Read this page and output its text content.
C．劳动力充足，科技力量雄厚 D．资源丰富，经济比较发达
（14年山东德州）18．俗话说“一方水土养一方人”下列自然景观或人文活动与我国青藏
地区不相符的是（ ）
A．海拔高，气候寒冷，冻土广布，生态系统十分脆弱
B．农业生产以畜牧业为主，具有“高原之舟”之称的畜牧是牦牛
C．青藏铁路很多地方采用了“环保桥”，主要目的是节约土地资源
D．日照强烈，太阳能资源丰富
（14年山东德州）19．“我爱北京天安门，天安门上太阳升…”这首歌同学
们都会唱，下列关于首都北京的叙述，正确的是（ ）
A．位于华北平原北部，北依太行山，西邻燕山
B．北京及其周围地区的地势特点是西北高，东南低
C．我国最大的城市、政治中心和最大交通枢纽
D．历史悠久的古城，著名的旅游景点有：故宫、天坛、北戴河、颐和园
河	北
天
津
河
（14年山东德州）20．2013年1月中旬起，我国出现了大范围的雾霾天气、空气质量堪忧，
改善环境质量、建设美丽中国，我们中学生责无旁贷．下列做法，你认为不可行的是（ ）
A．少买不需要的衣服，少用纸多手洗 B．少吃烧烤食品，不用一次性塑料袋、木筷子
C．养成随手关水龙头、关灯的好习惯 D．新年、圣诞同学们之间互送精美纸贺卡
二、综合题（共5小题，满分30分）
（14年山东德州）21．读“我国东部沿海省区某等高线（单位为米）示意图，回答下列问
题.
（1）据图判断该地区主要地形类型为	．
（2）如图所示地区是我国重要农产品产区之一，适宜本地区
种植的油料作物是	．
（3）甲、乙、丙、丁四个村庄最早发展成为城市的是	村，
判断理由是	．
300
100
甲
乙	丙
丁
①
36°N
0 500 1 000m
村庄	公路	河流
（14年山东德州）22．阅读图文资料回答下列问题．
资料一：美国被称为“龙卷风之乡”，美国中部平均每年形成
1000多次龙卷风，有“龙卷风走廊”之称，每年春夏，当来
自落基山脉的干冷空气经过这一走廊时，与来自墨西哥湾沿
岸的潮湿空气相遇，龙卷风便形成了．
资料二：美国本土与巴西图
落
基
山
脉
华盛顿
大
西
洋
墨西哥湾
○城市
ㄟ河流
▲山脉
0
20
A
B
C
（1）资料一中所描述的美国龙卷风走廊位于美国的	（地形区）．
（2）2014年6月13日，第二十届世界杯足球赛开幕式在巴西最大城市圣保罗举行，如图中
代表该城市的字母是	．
* * *
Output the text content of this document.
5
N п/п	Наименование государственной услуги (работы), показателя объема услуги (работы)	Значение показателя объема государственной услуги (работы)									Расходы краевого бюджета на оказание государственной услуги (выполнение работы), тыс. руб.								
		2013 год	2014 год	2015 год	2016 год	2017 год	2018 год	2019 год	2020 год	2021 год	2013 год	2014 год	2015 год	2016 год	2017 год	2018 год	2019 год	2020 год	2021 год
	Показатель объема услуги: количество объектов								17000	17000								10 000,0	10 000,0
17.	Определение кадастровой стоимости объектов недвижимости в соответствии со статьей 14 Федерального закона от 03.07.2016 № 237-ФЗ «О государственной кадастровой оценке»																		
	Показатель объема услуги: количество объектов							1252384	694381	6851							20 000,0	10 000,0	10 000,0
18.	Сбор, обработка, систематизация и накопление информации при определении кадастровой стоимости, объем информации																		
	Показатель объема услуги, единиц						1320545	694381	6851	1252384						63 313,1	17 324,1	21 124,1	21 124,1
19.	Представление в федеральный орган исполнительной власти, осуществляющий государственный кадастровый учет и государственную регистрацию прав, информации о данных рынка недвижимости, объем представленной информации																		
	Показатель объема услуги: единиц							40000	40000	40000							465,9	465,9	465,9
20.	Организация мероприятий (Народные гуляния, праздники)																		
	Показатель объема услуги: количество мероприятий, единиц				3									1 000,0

* Exercise goal
Lines of the material that contain the word "единиц" are to be gathered.

* Answer for this exercise
	Показатель объема услуги, единиц						1320545	694381	6851	1252384						63 313,1	17 324,1	21 124,1	21 124,1
	Показатель объема услуги: единиц							40000	40000	40000							465,9	465,9	465,9
	Показатель объема услуги: количество мероприятий, единиц				3									1 000,0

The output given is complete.